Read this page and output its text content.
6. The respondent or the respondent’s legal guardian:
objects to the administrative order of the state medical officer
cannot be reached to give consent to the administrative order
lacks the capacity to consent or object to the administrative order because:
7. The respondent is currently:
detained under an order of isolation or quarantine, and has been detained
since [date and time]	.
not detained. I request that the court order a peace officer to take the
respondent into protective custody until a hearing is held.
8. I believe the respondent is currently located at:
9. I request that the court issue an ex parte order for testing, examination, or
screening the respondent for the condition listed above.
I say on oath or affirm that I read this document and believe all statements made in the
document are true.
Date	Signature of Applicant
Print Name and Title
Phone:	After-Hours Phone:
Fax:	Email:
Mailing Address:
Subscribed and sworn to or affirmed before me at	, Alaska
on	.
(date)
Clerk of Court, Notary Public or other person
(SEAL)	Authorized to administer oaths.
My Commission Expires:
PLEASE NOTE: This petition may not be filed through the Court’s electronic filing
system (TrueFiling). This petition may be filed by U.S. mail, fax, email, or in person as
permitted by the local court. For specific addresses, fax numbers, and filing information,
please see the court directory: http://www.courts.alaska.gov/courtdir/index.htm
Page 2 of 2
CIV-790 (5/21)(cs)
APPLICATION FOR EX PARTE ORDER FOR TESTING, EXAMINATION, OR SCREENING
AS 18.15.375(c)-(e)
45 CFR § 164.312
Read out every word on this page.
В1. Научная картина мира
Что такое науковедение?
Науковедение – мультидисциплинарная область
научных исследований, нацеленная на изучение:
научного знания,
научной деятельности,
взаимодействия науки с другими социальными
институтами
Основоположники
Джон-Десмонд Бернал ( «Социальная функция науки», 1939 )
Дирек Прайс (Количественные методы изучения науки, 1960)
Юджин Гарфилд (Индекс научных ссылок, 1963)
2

══════

# Stated problem:
Transcribe all of the entries without altering anything.

# Correct response:
Read this page and output its text content.
6. The respondent or the respondent’s legal guardian:
objects to the administrative order of the state medical officer
cannot be reached to give consent to the administrative order
lacks the capacity to consent or object to the administrative order because:
7. The respondent is currently:
detained under an order of isolation or quarantine, and has been detained
since [date and time]	.
not detained. I request that the court order a peace officer to take the
respondent into protective custody until a hearing is held.
8. I believe the respondent is currently located at:
9. I request that the court issue an ex parte order for testing, examination, or
screening the respondent for the condition listed above.
I say on oath or affirm that I read this document and believe all statements made in the
document are true.
Date	Signature of Applicant
Print Name and Title
Phone:	After-Hours Phone:
Fax:	Email:
Mailing Address:
Subscribed and sworn to or affirmed before me at	, Alaska
on	.
(date)
Clerk of Court, Notary Public or other person
(SEAL)	Authorized to administer oaths.
My Commission Expires:
PLEASE NOTE: This petition may not be filed through the Court’s electronic filing
system (TrueFiling). This petition may be filed by U.S. mail, fax, email, or in person as
permitted by the local court. For specific addresses, fax numbers, and filing information,
please see the court directory: http://www.courts.alaska.gov/courtdir/index.htm
Page 2 of 2
CIV-790 (5/21)(cs)
APPLICATION FOR EX PARTE ORDER FOR TESTING, EXAMINATION, OR SCREENING
AS 18.15.375(c)-(e)
45 CFR § 164.312
Read out every word on this page.
В1. Научная картина мира
Что такое науковедение?
Науковедение – мультидисциплинарная область
научных исследований, нацеленная на изучение:
научного знания,
научной деятельности,
взаимодействия науки с другими социальными
институтами
Основоположники
Джон-Десмонд Бернал ( «Социальная функция науки», 1939 )
Дирек Прайс (Количественные методы изучения науки, 1960)
Юджин Гарфилд (Индекс научных ссылок, 1963)
2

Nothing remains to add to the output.